*TASKS TO CARRY OUT*.
a - In the page excerpt, which statement is described as a POSIX extension that very old Awk implementations might lack?
b - State whether each statement agrees with the page excerpt, answering yes or no and quoting the deciding words: (i) The -0 option to xargs is a GNU extension. (ii) The person asking reports that the attempted loop worked. (iii) The echo must be taken out for the files to actually be deleted.

*PAGE EXCERPT*.
Reputation: 7
I've got tree of folders like:
00 -- 0
-- 1
...
-- 9
...
99 -- 0
-- 1
...
-- 9
In every folder I have .ini files with some kind od text.
How can I remove files which got #
at beginning of second line?
I tried to use:
for i in {00..99}; do for b in {0..9}; do grep -LZ -- # *.ini | xargs
-r0 rm; done; done
but it didn't works. I wonder about using sed
and awk
to do it, but i don't know how.
Upvotes: 0
Views: 35
Reputation: 189327
With a recent enough Awk and GNU find
you can do
awk 'FNR==2 { if ($0 ~ /^#/) printf "%s\0", FILENAME; nextfile }' [0-9][0-9]/[0-9]/*.ini |
xargs -r0 echo rm
The nextfile
statement is a POSIX extension but might not be present in very old Awk implementations. If your files are small, maybe just take out the nextfile
and live with the minor inefficiency that we read through the end of each file even though we only really need to examine the second line.
The -0
option to xargs
is a GNU extension. If your file names are guaranteed to not contain newlines, you can probably get away with
awk 'FNR==2 { if ($0 ~ /^#/) print FILENAME; nextfile }' [0-9][0-9]/[0-9]/*.ini |
xargs -r echo rm
Finally, remove the echo
to actually remove the files it prints.

*DATASET SECTION*.

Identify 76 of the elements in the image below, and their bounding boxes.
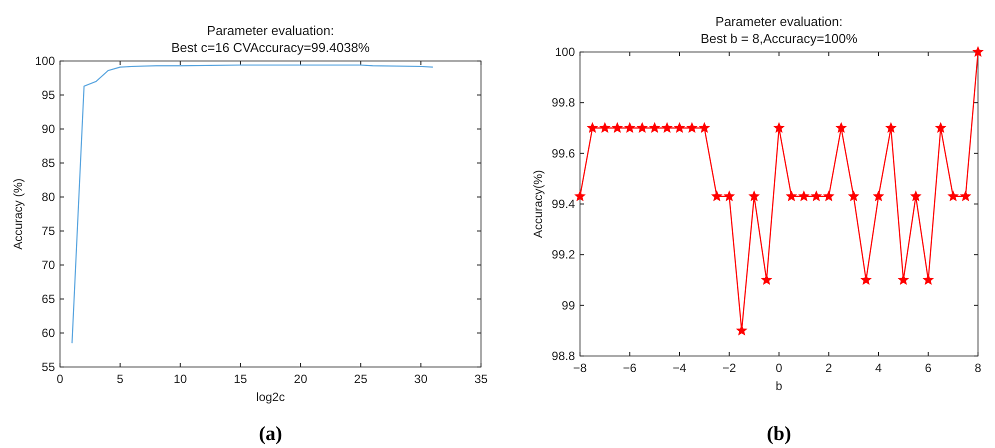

*ANSWERS TO THE EXERCISES*.
a - The nextfile statement.

b -
(i) Yes: "The -0 option to xargs is a GNU extension."
(ii) No: "but it didn't works."
(iii) Yes: "remove the echo to actually remove the files it prints."